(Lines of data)
— BEGIN —
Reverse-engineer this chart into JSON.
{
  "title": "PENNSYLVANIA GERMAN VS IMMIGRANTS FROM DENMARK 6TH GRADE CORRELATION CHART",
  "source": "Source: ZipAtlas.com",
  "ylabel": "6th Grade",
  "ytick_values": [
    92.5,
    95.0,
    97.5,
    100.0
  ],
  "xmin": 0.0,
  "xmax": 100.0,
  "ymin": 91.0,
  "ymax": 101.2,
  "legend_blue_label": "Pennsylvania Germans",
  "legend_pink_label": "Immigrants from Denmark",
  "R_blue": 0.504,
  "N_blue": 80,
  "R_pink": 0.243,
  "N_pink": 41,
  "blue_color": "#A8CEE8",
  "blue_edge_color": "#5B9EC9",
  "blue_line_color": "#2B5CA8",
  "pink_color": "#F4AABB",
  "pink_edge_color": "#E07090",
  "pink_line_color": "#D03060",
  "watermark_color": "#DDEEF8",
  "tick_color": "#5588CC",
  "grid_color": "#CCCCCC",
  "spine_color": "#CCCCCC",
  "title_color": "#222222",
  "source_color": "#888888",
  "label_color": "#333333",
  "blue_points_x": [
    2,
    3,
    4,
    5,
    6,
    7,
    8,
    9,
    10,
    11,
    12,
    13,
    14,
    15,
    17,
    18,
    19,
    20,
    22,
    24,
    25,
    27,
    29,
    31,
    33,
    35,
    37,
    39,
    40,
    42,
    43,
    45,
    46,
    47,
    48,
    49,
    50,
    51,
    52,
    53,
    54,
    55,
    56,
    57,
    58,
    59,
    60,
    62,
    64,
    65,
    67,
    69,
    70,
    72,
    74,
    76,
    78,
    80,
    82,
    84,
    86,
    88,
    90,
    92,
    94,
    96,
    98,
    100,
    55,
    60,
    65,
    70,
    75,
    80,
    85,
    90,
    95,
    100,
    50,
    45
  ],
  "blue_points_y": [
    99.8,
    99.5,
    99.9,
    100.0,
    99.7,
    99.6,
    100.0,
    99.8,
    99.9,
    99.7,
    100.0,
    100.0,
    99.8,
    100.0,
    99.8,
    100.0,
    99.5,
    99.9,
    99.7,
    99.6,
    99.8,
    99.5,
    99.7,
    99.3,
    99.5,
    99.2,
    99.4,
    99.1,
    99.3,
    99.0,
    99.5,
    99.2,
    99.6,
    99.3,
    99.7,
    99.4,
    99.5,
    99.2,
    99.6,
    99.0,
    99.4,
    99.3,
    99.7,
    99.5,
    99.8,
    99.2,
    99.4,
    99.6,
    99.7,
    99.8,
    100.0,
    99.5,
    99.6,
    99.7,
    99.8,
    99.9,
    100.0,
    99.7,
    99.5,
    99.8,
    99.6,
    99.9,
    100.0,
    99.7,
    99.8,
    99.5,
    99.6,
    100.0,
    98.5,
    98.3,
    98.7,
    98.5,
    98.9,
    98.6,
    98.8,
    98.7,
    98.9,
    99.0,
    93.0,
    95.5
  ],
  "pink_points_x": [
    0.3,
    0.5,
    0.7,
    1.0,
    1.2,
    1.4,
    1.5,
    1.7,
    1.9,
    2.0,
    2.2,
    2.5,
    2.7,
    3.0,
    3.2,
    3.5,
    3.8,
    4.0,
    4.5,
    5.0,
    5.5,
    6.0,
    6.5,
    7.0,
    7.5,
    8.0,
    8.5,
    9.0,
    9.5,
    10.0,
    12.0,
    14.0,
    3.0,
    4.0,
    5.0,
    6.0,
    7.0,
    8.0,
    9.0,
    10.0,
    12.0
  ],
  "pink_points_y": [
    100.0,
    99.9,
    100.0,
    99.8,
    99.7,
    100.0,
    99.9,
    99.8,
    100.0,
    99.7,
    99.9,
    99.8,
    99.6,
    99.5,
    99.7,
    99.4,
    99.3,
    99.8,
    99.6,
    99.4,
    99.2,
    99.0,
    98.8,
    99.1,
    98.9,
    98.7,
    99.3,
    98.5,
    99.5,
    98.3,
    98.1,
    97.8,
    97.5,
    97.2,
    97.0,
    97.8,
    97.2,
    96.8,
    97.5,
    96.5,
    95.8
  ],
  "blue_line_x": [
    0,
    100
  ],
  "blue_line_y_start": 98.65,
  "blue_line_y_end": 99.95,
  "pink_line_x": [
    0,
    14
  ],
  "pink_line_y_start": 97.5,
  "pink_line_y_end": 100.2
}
— END —
> GIVEN INSTRUCTION: Copy out all lines above that include the string "CCCCCC".

> SOLUTION TO THE EXERCISE:
  "grid_color": "#CCCCCC",
  "spine_color": "#CCCCCC",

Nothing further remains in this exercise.